======== DATA ENTRIES
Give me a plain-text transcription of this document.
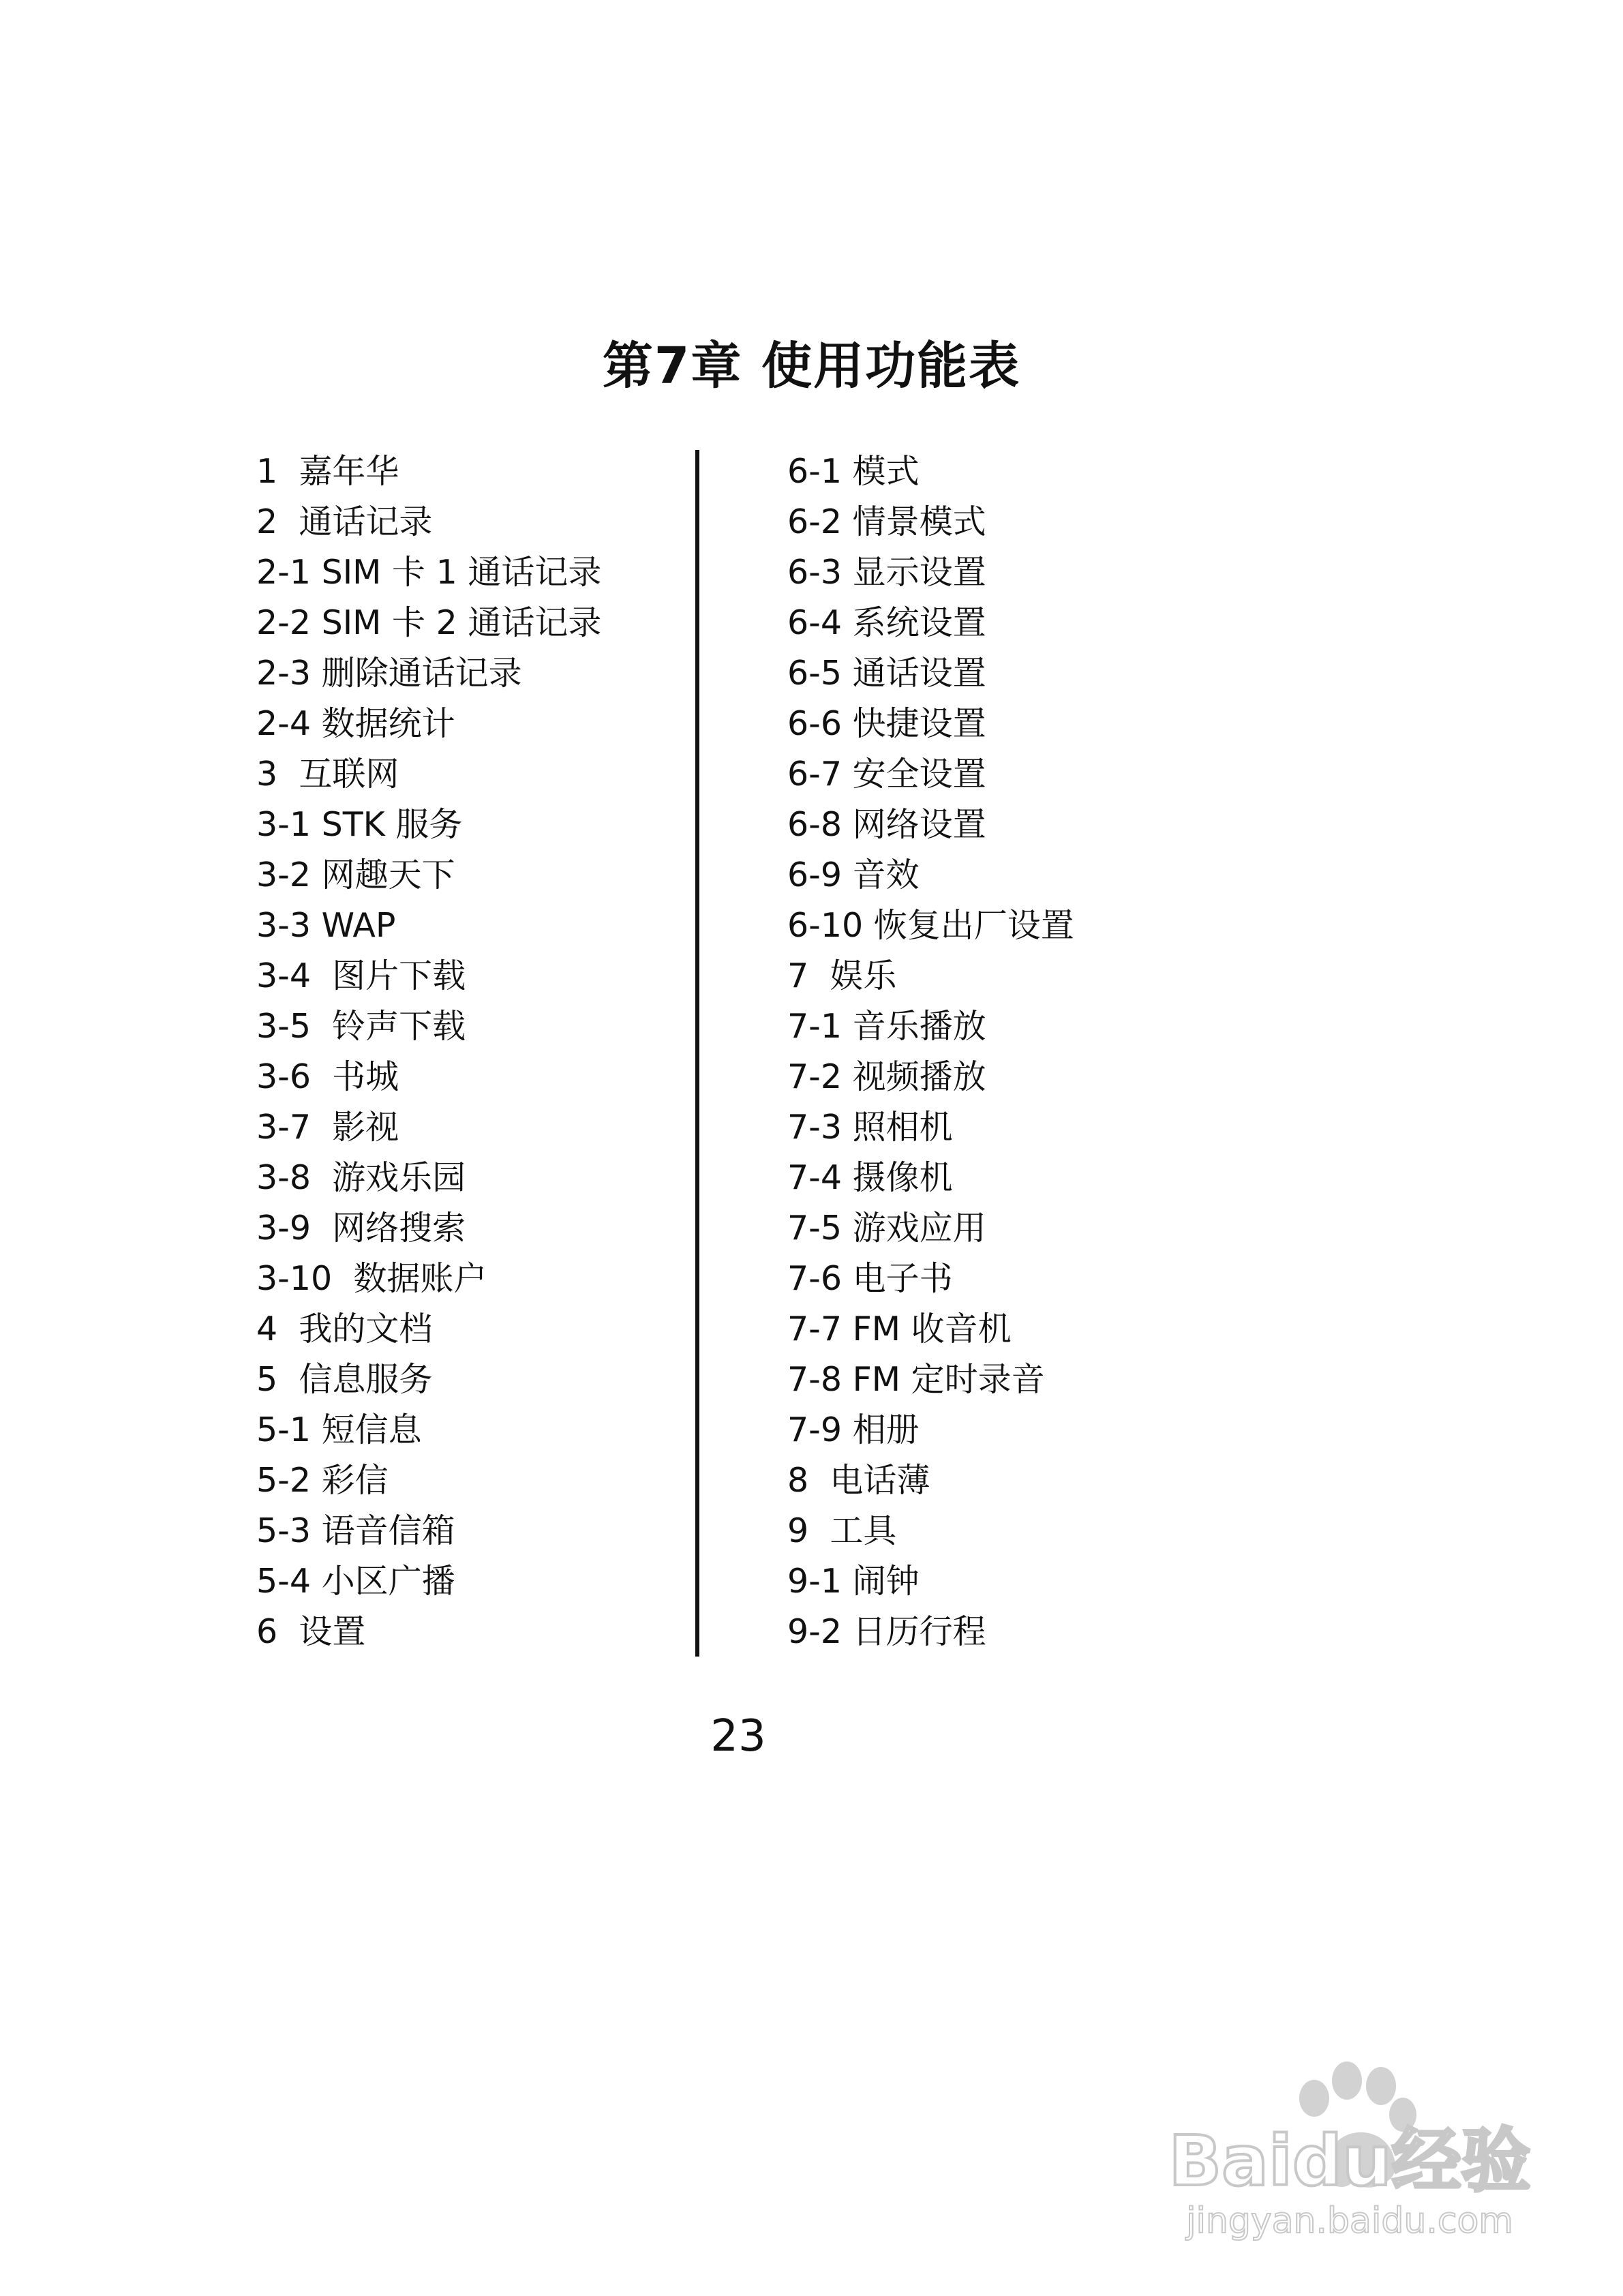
第7章 使用功能表
1  嘉年华
2  通话记录
2-1 SIM 卡 1 通话记录
2-2 SIM 卡 2 通话记录
2-3 删除通话记录
2-4 数据统计
3  互联网
3-1 STK 服务
3-2 网趣天下
3-3 WAP
3-4  图片下载
3-5  铃声下载
3-6  书城
3-7  影视
3-8  游戏乐园
3-9  网络搜索
3-10  数据账户
4  我的文档
5  信息服务
5-1 短信息
5-2 彩信
5-3 语音信箱
5-4 小区广播
6  设置
6-1 模式
6-2 情景模式
6-3 显示设置
6-4 系统设置
6-5 通话设置
6-6 快捷设置
6-7 安全设置
6-8 网络设置
6-9 音效
6-10 恢复出厂设置
7  娱乐
7-1 音乐播放
7-2 视频播放
7-3 照相机
7-4 摄像机
7-5 游戏应用
7-6 电子书
7-7 FM 收音机
7-8 FM 定时录音
7-9 相册
8  电话薄
9  工具
9-1 闹钟
9-2 日历行程
23
Baidu经验
jingyan.baidu.com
================
Transcribe every line from the records above without alteration, and leave out the images.

Give me a plain-text transcription of this document.
第7章 使用功能表
1  嘉年华
2  通话记录
2-1 SIM 卡 1 通话记录
2-2 SIM 卡 2 通话记录
2-3 删除通话记录
2-4 数据统计
3  互联网
3-1 STK 服务
3-2 网趣天下
3-3 WAP
3-4  图片下载
3-5  铃声下载
3-6  书城
3-7  影视
3-8  游戏乐园
3-9  网络搜索
3-10  数据账户
4  我的文档
5  信息服务
5-1 短信息
5-2 彩信
5-3 语音信箱
5-4 小区广播
6  设置
6-1 模式
6-2 情景模式
6-3 显示设置
6-4 系统设置
6-5 通话设置
6-6 快捷设置
6-7 安全设置
6-8 网络设置
6-9 音效
6-10 恢复出厂设置
7  娱乐
7-1 音乐播放
7-2 视频播放
7-3 照相机
7-4 摄像机
7-5 游戏应用
7-6 电子书
7-7 FM 收音机
7-8 FM 定时录音
7-9 相册
8  电话薄
9  工具
9-1 闹钟
9-2 日历行程
23
Baidu经验
jingyan.baidu.com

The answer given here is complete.